WORK REQUIRED: Quote, verbatim, all material below, without pictures.
>>>>
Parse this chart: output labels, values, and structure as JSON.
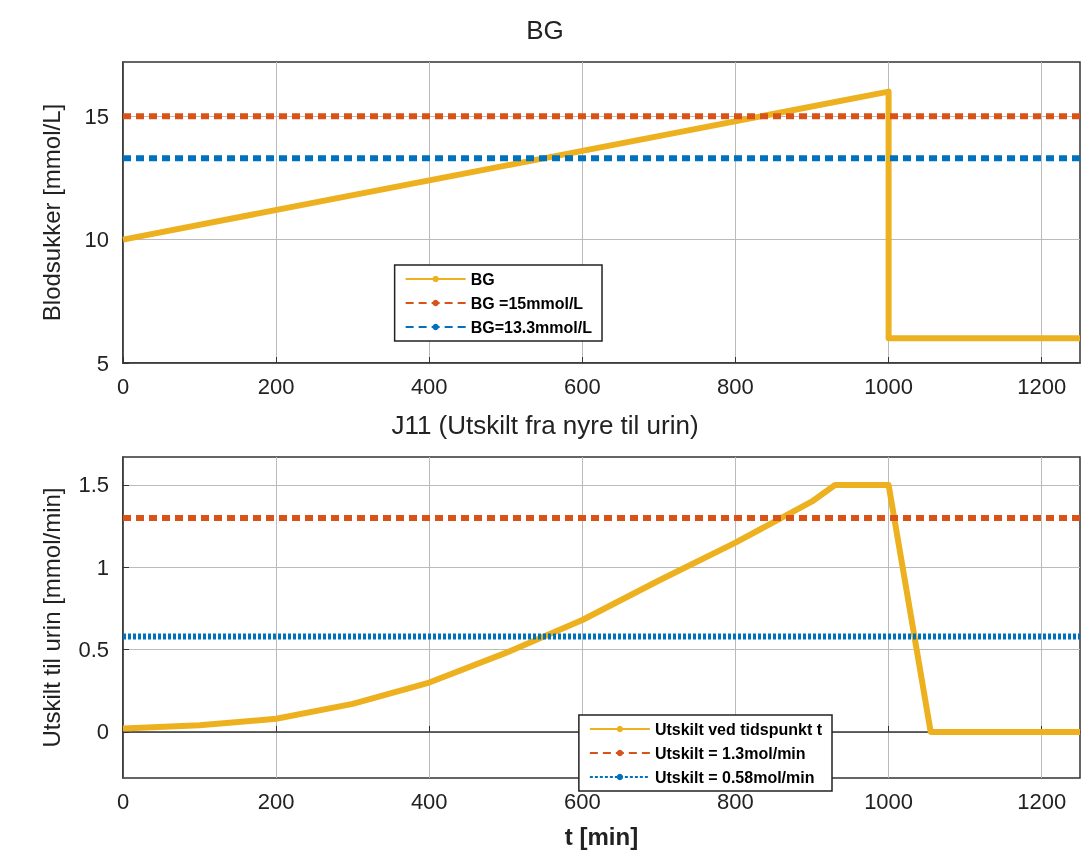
{
  "chart_data": [
    {
      "type": "line",
      "title": "BG",
      "ylabel": "Blodsukker [mmol/L]",
      "xlim": [
        0,
        1250
      ],
      "xticks": [
        0,
        200,
        400,
        600,
        800,
        1000,
        1200
      ],
      "ylim": [
        5,
        17.2
      ],
      "yticks": [
        5,
        10,
        15
      ],
      "grid": true,
      "legend": "bottom",
      "series": [
        {
          "name": "BG",
          "color": "#edb120",
          "x": [
            0,
            1000,
            1000,
            1250
          ],
          "values": [
            10,
            16,
            6,
            6
          ],
          "line_style": "solid"
        },
        {
          "name": "BG =15mmol/L",
          "color": "#d95319",
          "x": [
            0,
            1250
          ],
          "values": [
            15,
            15
          ],
          "line_style": "dashed"
        },
        {
          "name": "BG=13.3mmol/L",
          "color": "#0072bd",
          "x": [
            0,
            1250
          ],
          "values": [
            13.3,
            13.3
          ],
          "line_style": "dashed"
        }
      ]
    },
    {
      "type": "line",
      "title": "J11 (Utskilt fra nyre til urin)",
      "xlabel": "t [min]",
      "ylabel": "Utskilt til urin [mmol/min]",
      "xlim": [
        0,
        1250
      ],
      "xticks": [
        0,
        200,
        400,
        600,
        800,
        1000,
        1200
      ],
      "ylim": [
        -0.28,
        1.67
      ],
      "yticks": [
        0,
        0.5,
        1,
        1.5
      ],
      "grid": true,
      "legend": "bottom right",
      "series": [
        {
          "name": "Utskilt ved tidspunkt t",
          "color": "#edb120",
          "x": [
            0,
            100,
            200,
            300,
            400,
            500,
            600,
            700,
            800,
            900,
            930,
            1000,
            1055,
            1250
          ],
          "values": [
            0.02,
            0.04,
            0.08,
            0.17,
            0.3,
            0.48,
            0.68,
            0.92,
            1.15,
            1.4,
            1.5,
            1.5,
            0,
            0
          ],
          "line_style": "solid"
        },
        {
          "name": "Utskilt = 1.3mol/min",
          "color": "#d95319",
          "x": [
            0,
            1250
          ],
          "values": [
            1.3,
            1.3
          ],
          "line_style": "dashed"
        },
        {
          "name": "Utskilt = 0.58mol/min",
          "color": "#0072bd",
          "x": [
            0,
            1250
          ],
          "values": [
            0.58,
            0.58
          ],
          "line_style": "dotted"
        }
      ]
    }
  ]
}
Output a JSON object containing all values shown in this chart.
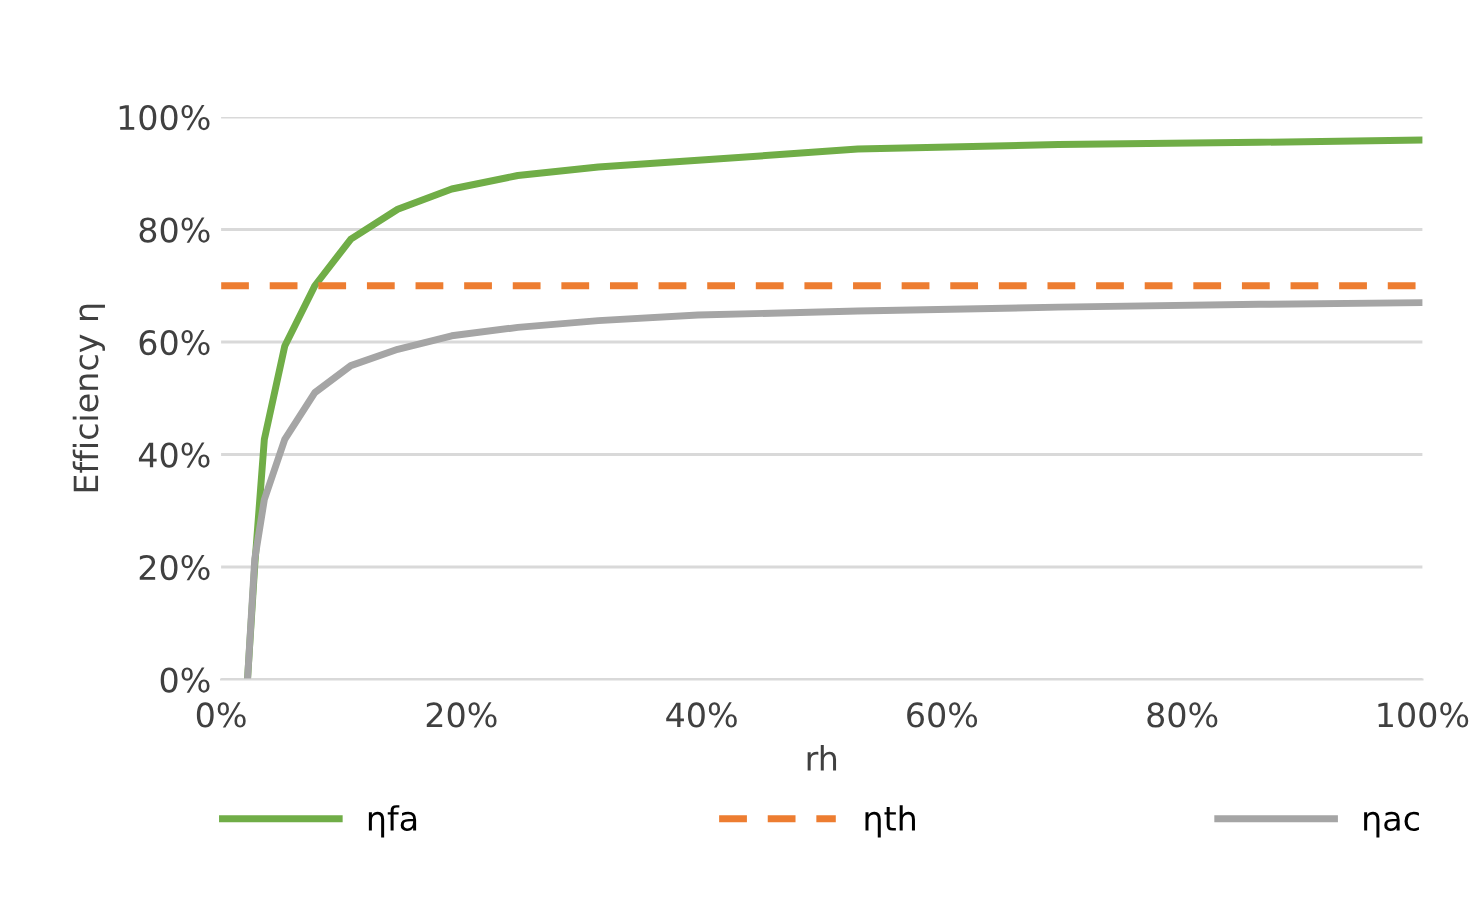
<<<<
PROBLEM SOLUTION:
Parse this chart: output labels, values, and structure as JSON.
{
  "chart_data": [
    {
      "type": "line",
      "title": "BG",
      "ylabel": "Blodsukker [mmol/L]",
      "xlim": [
        0,
        1250
      ],
      "xticks": [
        0,
        200,
        400,
        600,
        800,
        1000,
        1200
      ],
      "ylim": [
        5,
        17.2
      ],
      "yticks": [
        5,
        10,
        15
      ],
      "grid": true,
      "legend": "bottom",
      "series": [
        {
          "name": "BG",
          "color": "#edb120",
          "x": [
            0,
            1000,
            1000,
            1250
          ],
          "values": [
            10,
            16,
            6,
            6
          ],
          "line_style": "solid"
        },
        {
          "name": "BG =15mmol/L",
          "color": "#d95319",
          "x": [
            0,
            1250
          ],
          "values": [
            15,
            15
          ],
          "line_style": "dashed"
        },
        {
          "name": "BG=13.3mmol/L",
          "color": "#0072bd",
          "x": [
            0,
            1250
          ],
          "values": [
            13.3,
            13.3
          ],
          "line_style": "dashed"
        }
      ]
    },
    {
      "type": "line",
      "title": "J11 (Utskilt fra nyre til urin)",
      "xlabel": "t [min]",
      "ylabel": "Utskilt til urin [mmol/min]",
      "xlim": [
        0,
        1250
      ],
      "xticks": [
        0,
        200,
        400,
        600,
        800,
        1000,
        1200
      ],
      "ylim": [
        -0.28,
        1.67
      ],
      "yticks": [
        0,
        0.5,
        1,
        1.5
      ],
      "grid": true,
      "legend": "bottom right",
      "series": [
        {
          "name": "Utskilt ved tidspunkt t",
          "color": "#edb120",
          "x": [
            0,
            100,
            200,
            300,
            400,
            500,
            600,
            700,
            800,
            900,
            930,
            1000,
            1055,
            1250
          ],
          "values": [
            0.02,
            0.04,
            0.08,
            0.17,
            0.3,
            0.48,
            0.68,
            0.92,
            1.15,
            1.4,
            1.5,
            1.5,
            0,
            0
          ],
          "line_style": "solid"
        },
        {
          "name": "Utskilt = 1.3mol/min",
          "color": "#d95319",
          "x": [
            0,
            1250
          ],
          "values": [
            1.3,
            1.3
          ],
          "line_style": "dashed"
        },
        {
          "name": "Utskilt = 0.58mol/min",
          "color": "#0072bd",
          "x": [
            0,
            1250
          ],
          "values": [
            0.58,
            0.58
          ],
          "line_style": "dotted"
        }
      ]
    }
  ]
}
Output a JSON object containing all values shown in this chart.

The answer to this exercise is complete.